Written exercise — Hunt for the word "frac" across the entries below, copying each line that holds it.

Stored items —
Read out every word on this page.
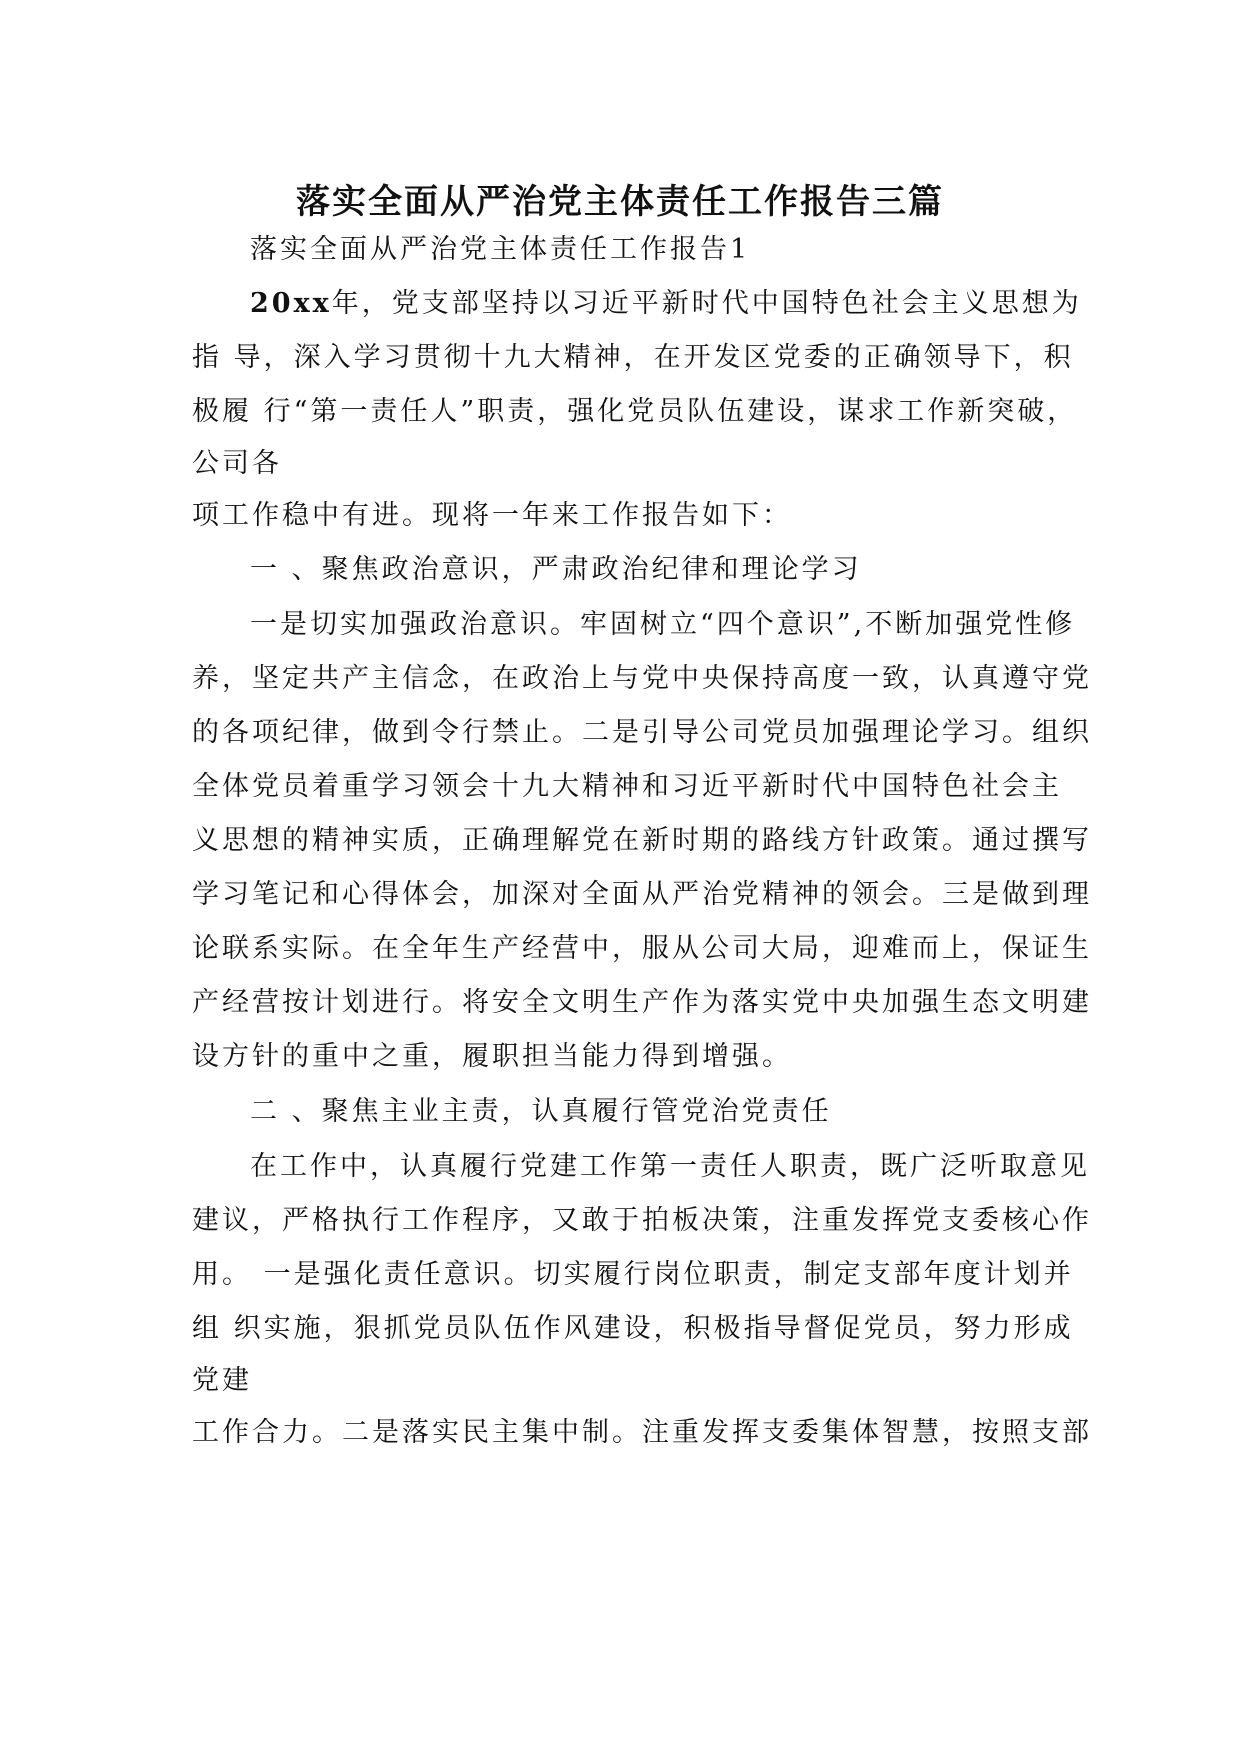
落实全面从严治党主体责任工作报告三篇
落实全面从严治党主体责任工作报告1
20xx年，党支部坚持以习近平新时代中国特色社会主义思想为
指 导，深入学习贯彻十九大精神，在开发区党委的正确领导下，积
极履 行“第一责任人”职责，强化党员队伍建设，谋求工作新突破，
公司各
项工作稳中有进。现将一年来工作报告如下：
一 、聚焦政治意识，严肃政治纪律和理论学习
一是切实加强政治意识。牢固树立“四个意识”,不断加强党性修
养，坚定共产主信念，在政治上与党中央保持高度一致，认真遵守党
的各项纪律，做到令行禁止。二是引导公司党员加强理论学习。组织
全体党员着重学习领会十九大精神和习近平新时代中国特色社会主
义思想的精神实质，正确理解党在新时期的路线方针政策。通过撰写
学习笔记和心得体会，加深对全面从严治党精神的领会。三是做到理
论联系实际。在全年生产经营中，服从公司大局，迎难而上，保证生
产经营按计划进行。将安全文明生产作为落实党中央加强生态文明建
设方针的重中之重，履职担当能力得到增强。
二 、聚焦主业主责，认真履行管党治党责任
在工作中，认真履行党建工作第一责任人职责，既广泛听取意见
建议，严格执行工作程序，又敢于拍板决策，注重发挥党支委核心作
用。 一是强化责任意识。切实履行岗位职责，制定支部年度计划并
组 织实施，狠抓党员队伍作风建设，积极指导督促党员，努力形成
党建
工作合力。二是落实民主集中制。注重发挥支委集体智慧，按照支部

==

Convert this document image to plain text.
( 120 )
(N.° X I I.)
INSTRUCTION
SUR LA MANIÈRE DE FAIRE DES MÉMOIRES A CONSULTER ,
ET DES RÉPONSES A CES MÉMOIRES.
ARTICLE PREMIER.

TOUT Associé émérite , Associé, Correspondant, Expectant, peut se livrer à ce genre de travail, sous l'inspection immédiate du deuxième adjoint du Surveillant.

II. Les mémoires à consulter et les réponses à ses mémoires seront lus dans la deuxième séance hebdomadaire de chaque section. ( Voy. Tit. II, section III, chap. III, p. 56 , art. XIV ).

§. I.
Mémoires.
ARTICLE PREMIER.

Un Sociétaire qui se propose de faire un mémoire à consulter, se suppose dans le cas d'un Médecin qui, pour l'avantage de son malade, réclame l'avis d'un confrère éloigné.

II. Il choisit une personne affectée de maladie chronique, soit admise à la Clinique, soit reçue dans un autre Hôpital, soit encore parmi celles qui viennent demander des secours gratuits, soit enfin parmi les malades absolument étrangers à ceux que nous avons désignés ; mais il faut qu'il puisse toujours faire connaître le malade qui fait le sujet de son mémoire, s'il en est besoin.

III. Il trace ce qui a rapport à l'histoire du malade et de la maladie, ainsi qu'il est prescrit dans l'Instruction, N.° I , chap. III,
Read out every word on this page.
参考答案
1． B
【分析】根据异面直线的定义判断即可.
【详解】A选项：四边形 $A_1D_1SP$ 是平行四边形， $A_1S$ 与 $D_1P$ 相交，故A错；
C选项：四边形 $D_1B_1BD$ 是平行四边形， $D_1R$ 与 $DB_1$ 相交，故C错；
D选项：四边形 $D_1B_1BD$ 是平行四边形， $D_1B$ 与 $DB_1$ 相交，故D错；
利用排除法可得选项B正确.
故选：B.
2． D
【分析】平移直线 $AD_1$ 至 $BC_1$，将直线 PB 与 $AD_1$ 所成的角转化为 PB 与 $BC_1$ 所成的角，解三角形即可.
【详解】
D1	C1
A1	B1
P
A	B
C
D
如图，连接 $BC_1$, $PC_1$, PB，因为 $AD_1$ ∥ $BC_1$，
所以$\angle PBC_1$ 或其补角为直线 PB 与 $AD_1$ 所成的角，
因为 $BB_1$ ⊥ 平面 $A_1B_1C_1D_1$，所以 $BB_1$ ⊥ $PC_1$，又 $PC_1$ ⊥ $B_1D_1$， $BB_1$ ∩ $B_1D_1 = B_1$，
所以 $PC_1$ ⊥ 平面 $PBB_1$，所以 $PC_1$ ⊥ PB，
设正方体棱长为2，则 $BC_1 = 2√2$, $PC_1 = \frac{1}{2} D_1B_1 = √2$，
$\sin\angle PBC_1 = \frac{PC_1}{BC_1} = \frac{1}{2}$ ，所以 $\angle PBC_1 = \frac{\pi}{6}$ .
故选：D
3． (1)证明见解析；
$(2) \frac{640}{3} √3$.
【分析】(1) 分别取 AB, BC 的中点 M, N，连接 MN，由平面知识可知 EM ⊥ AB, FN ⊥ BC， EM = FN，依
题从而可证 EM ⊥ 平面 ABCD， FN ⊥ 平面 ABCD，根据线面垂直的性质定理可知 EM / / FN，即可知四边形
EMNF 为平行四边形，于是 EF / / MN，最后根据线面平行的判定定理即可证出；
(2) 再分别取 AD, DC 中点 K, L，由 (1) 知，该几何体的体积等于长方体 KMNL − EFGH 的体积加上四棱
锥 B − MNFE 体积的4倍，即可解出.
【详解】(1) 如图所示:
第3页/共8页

---

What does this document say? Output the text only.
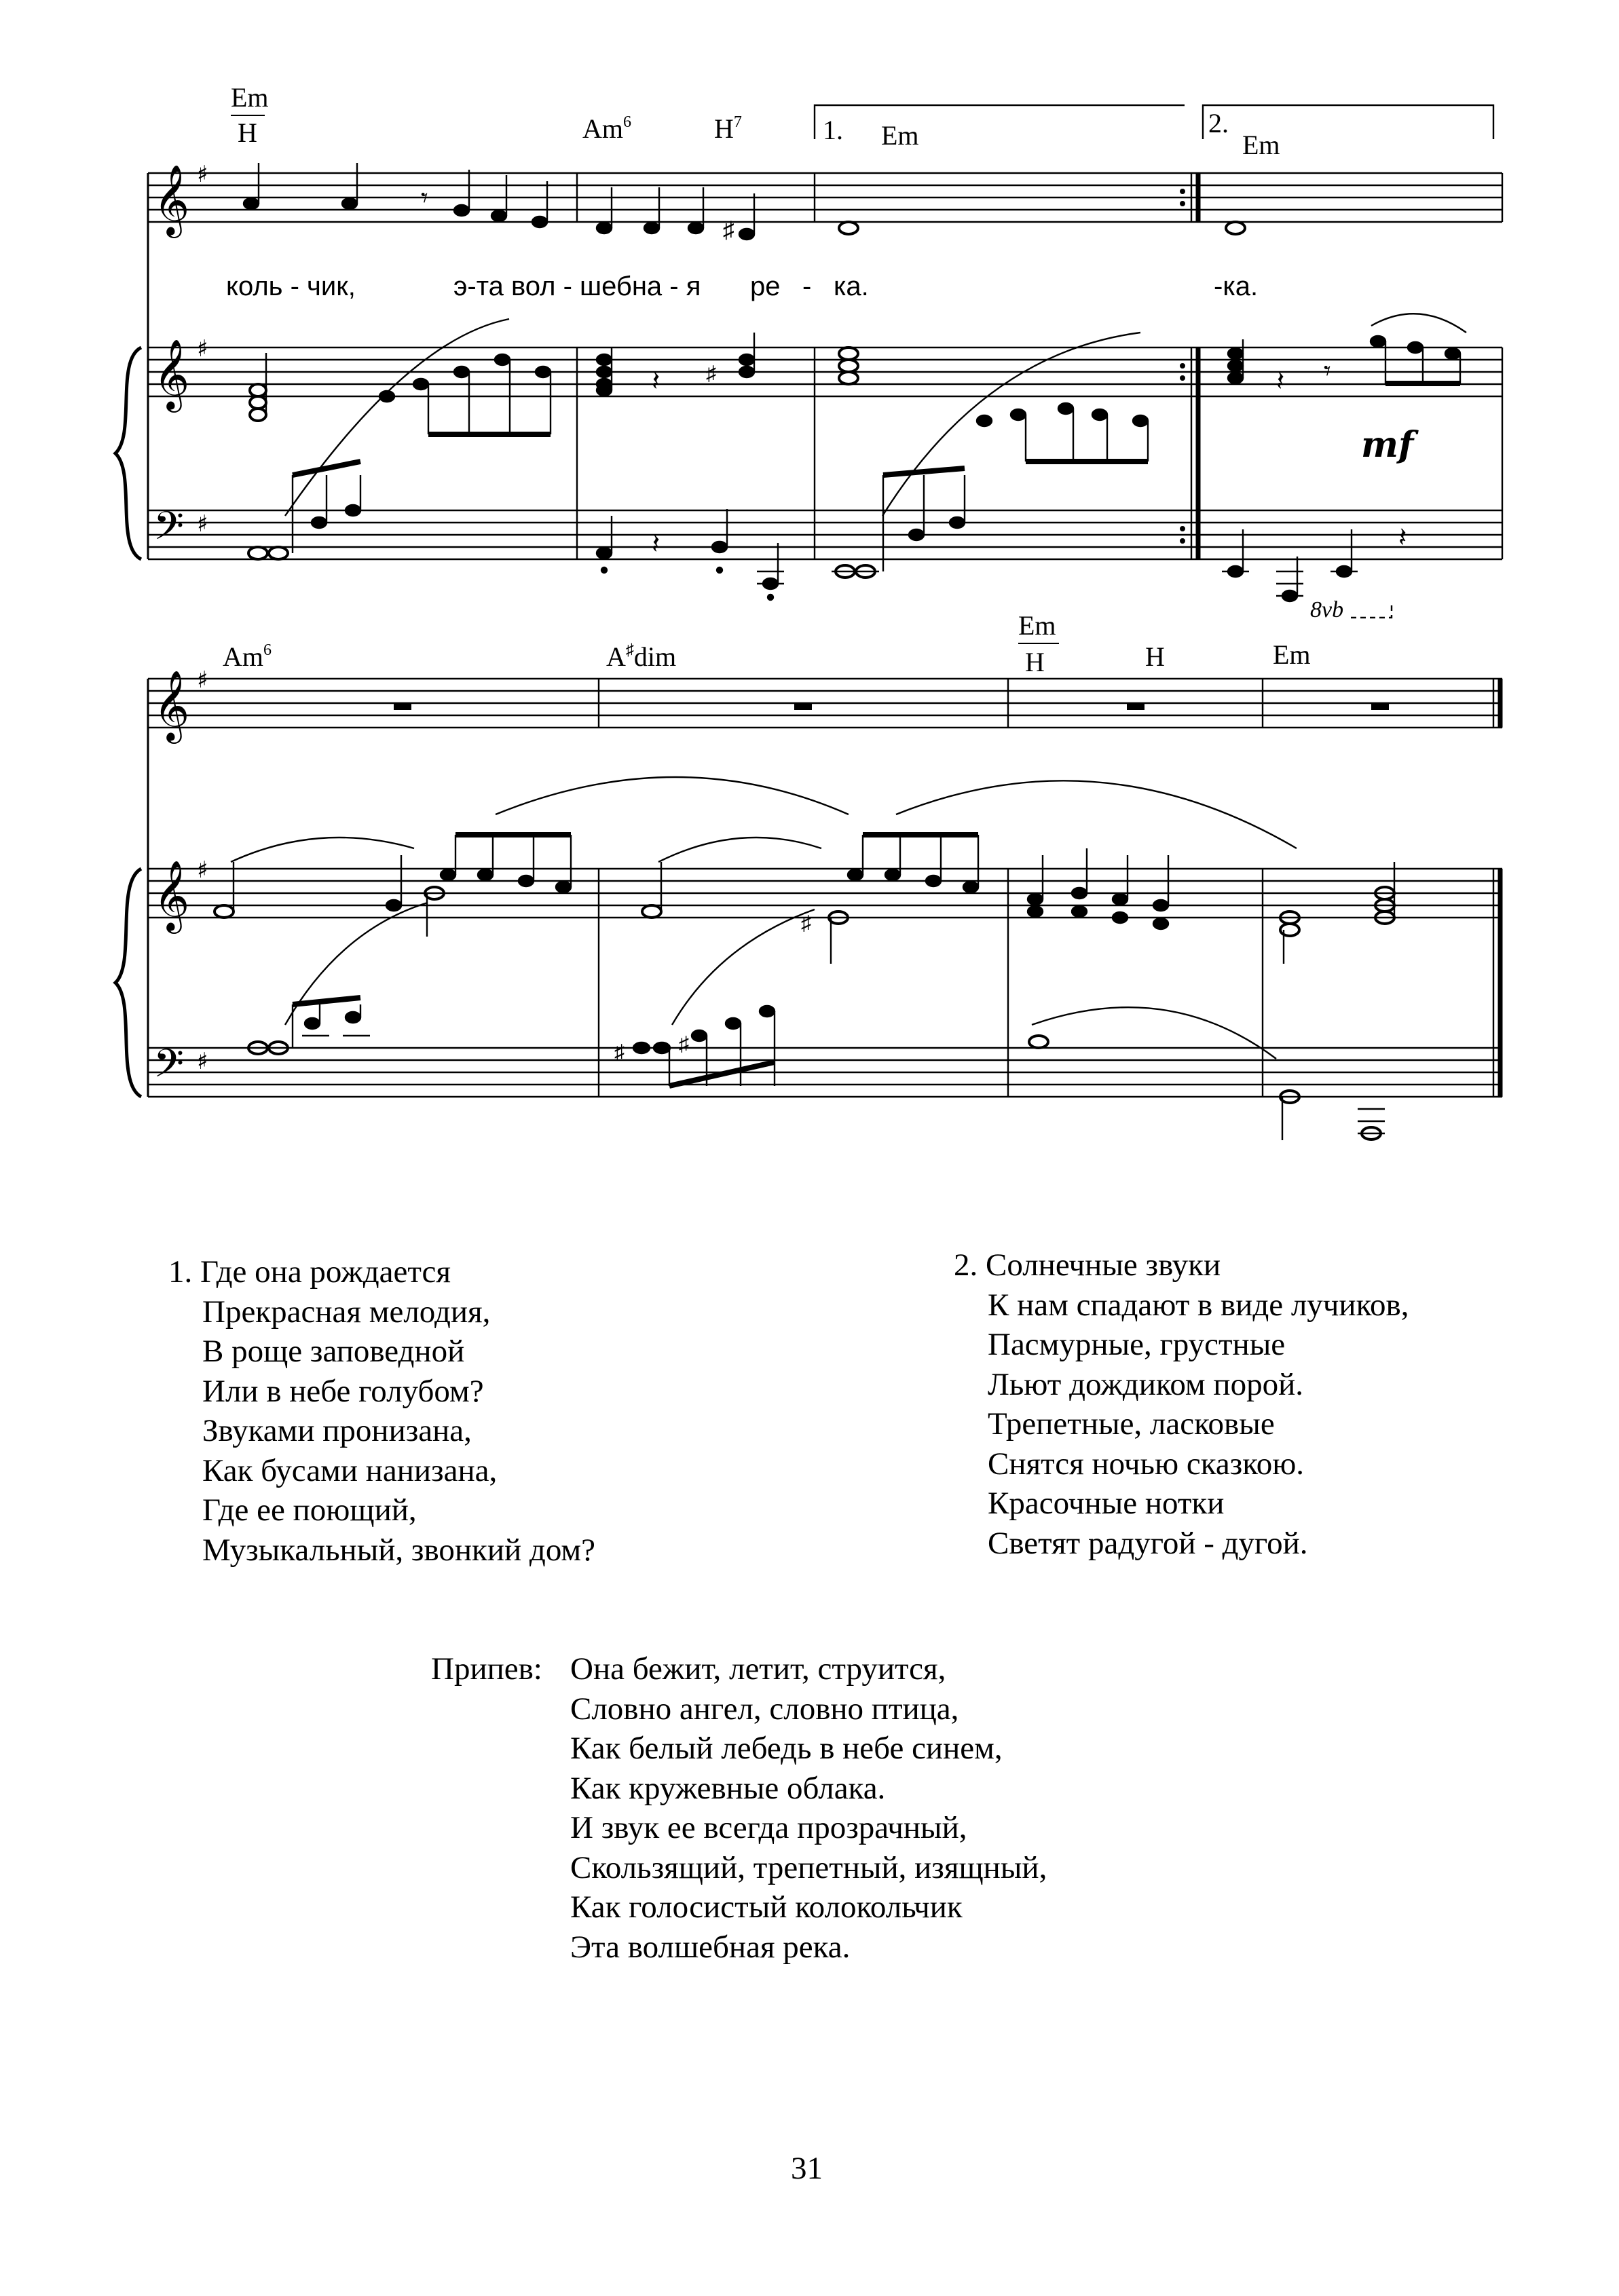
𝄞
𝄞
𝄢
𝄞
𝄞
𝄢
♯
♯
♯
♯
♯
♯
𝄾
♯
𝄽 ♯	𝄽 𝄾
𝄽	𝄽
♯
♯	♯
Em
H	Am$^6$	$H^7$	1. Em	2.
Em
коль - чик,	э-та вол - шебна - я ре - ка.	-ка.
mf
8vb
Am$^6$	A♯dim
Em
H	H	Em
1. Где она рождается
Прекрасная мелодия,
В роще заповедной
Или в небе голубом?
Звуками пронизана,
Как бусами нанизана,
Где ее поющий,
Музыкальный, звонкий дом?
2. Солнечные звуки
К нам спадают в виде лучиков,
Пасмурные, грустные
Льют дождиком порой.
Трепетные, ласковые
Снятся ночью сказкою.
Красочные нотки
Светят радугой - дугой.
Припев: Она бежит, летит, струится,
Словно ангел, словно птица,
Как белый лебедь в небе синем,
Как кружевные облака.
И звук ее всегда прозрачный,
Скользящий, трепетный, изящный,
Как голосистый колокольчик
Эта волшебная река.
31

Correct answer —
设正方体棱长为2，则 $BC_1 = 2√2$, $PC_1 = \frac{1}{2} D_1B_1 = √2$，
$\sin\angle PBC_1 = \frac{PC_1}{BC_1} = \frac{1}{2}$ ，所以 $\angle PBC_1 = \frac{\pi}{6}$ .
$(2) \frac{640}{3} √3$.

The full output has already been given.